• [Given passage]:

* * *

Us and Them

Us and Them
The Enduring Power of Ethnic Nationalism
By Jerry Z. Muller

From Foreign Affairs , March/April 2008

Summary: Americans generally belittle the role of ethnic nationalism in politics. But in fact, it corresponds to some enduring propensities of the human spirit, it is galvanized by modernization, and in one form or another, it will drive global politics for generations to come. Once ethnic nationalism has captured the imagination of groups in a multiethnic society, ethnic disaggregation or partition is often the least bad answer.

JERRY Z. MULLER is Professor of History at the Catholic University of America. His most recent book is The Mind and the Market: Capitalism in Modern European Thought.

Projecting their own experience onto the rest of the world, Americans generally belittle the role of ethnic nationalism in politics. After all, in the United States people of varying ethnic origins live cheek by jowl in relative peace. Within two or three generations of immigration, their ethnic identities are attenuated by cultural assimilation and intermarriage. Surely, things cannot be so different elsewhere.

Americans also find ethnonationalism discomfiting both intellectually and morally. Social scientists go to great lengths to demonstrate that it is a product not of nature but of culture, often deliberately constructed. And ethicists scorn value systems based on narrow group identities rather than cosmopolitanism.

But none of this will make ethnonationalism go away. Immigrants to the United States usually arrive with a willingness to fit into their new country and reshape their identities accordingly. But for those who remain behind in lands where their ancestors have lived for generations, if not centuries, political identities often take ethnic form, producing competing communal claims to political power. The creation of a peaceful regional order of nation-states has usually been the product of a violent process of ethnic separation. In areas where that separation has not yet occurred, politics is apt to remain ugly.

A familiar and influential narrative of twentieth-century European history argues that nationalism twice led to war, in 1914 and then again in 1939. Thereafter, the story goes, Europeans concluded that nationalism was a danger and gradually abandoned it. In the postwar decades, western Europeans enmeshed themselves in a web of transnational institutions, culminating in the European Union (EU). After the fall of the Soviet empire, that transnational framework spread eastward to encompass most of the continent. Europeans entered a postnational era, which was not only a good thing in itself but also a model for other regions. Nationalism, in this view, had been a tragic detour on the road to a peaceful liberal democratic order.

This story is widely believed by educated Europeans and even more so, perhaps, by educated Americans. Recently, for example, in the course of arguing that Israel ought to give up its claim to be a Jewish state and dissolve itself into some sort of binational entity with the Palestinians, the prominent historian Tony Judt informed the readers of The New York Review of Books that "the problem with Israel ... [is that] it has imported a characteristically late-nineteenth-century separatist project into a world that has moved on, a world of individual rights, open frontiers, and international law. The very idea of a 'Jewish state' ... is an anachronism."

* * *

• [Written request A]:
From the essay on ethnic nationalism, extract the passage from "But none of" to "to remain ugly.".
The essay and the records have no connection to each other.

* * *

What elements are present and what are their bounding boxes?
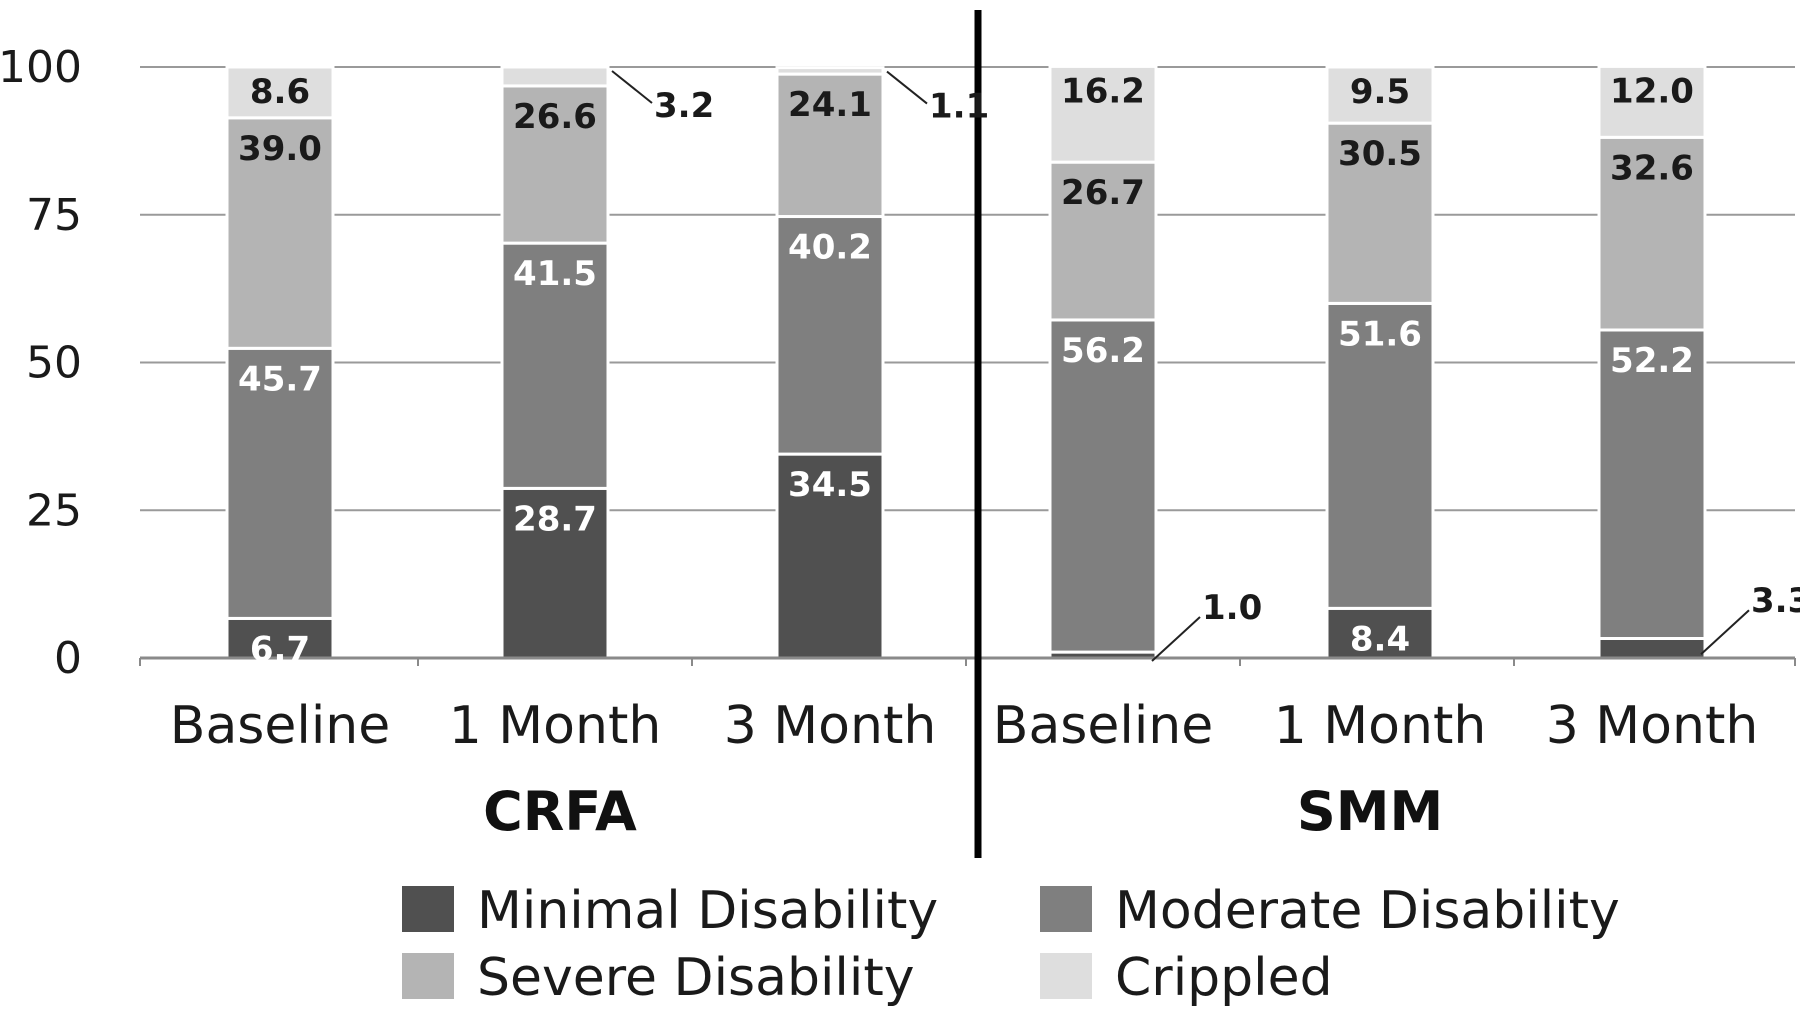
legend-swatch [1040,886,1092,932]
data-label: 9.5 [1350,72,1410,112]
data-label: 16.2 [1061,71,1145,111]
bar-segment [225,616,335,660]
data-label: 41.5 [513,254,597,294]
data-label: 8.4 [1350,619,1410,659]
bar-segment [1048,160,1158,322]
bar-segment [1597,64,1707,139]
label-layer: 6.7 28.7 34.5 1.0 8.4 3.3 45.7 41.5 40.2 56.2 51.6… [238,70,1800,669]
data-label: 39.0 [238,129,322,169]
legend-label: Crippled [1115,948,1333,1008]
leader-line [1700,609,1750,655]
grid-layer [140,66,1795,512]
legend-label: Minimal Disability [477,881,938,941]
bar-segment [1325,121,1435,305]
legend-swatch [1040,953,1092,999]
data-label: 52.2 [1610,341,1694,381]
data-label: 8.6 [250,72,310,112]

* * *

• [Written request B]:
Copy the lines of the records verbatim, from the line with "legend-swatch [1040,886,1092,932]" to the line with "bar-segment [1325,121,1435,305]", including both of those lines.

• [Response A]:
But none of this will make ethnonationalism go away. Immigrants to the United States usually arrive with a willingness to fit into their new country and reshape their identities accordingly. But for those who remain behind in lands where their ancestors have lived for generations, if not centuries, political identities often take ethnic form, producing competing communal claims to political power. The creation of a peaceful regional order of nation-states has usually been the product of a violent process of ethnic separation. In areas where that separation has not yet occurred, politics is apt to remain ugly.

• [Response B]:
legend-swatch [1040,886,1092,932]
data-label: 9.5 [1350,72,1410,112]
data-label: 16.2 [1061,71,1145,111]
bar-segment [225,616,335,660]
data-label: 41.5 [513,254,597,294]
data-label: 8.4 [1350,619,1410,659]
bar-segment [1048,160,1158,322]
bar-segment [1597,64,1707,139]
label-layer: 6.7 28.7 34.5 1.0 8.4 3.3 45.7 41.5 40.2 56.2 51.6… [238,70,1800,669]
data-label: 39.0 [238,129,322,169]
legend-label: Crippled [1115,948,1333,1008]
leader-line [1700,609,1750,655]
grid-layer [140,66,1795,512]
legend-label: Minimal Disability [477,881,938,941]
bar-segment [1325,121,1435,305]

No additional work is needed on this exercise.